:: PROBLEM SET ::
a) From the accelerator program design article, reproduce everything from "Accelerator Program Length" down to "they have available.".
b) In the accelerator program design article, who wrote the MBA dissertation titled Copying Y Combinator?
c) List the four components of corporate accelerator design that the accelerator program design article names.

:: DOCUMENT EXCERPT ::

= = =

The second article in the HowDo guide on building corporate accelerators outlines program design. Corporate accelerators must be tailored to the needs of the organization and its goals. Broadly speaking, though, the components of the design are basically four-fold: Duration, Location, Sector, Learning.
Accelerator Program Length
“We discovered [the three-month program length] by accident. When we first started YC, we began with a summer program. We were trying to learn how to be investors, so we invited college students to come to Cambridge and start startups instead of getting summer jobs.” — The F|R Interview: Y Combinator’s Paul Graham, Carleen Hawn, May 2008
The three-month program may have been discovered accidentally, but it helped create a new dimension of startup support that leverages the time constraint. While the most public accelerators (Y Combinator and Techstars) have chosen the three-month approach, organizations should design their programs according to the type of product they are focusing on and the amount of capital they have available.
Source: GALI , 2016
Considerations for Program Length: Type of Product
The first thing for an accelerator to consider is what type of product is being developed. While tight deadlines can inspire action, startup founders should have enough time to develop a demo product that they can pitch by the end of the program.
“Copying Y Combinator without a reason is a poor choice,” wrote Jed D. Christiansen in his MBA dissertation Copying Y Combinator. “New program founders should specifically think about the reasons behind the length of their accelerator program.”

= = =

:: RECORDED INFORMATION ::
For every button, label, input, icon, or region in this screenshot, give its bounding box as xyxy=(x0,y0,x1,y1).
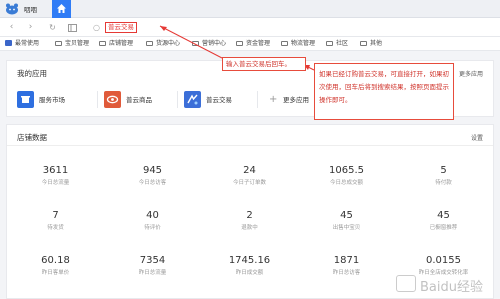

= = =

:: IN RESPONSE ::
a)
Accelerator Program Length
“We discovered [the three-month program length] by accident. When we first started YC, we began with a summer program. We were trying to learn how to be investors, so we invited college students to come to Cambridge and start startups instead of getting summer jobs.” — The F|R Interview: Y Combinator’s Paul Graham, Carleen Hawn, May 2008
The three-month program may have been discovered accidentally, but it helped create a new dimension of startup support that leverages the time constraint. While the most public accelerators (Y Combinator and Techstars) have chosen the three-month approach, organizations should design their programs according to the type of product they are focusing on and the amount of capital they have available.

b) Jed D. Christiansen

c) Duration, Location, Sector, Learning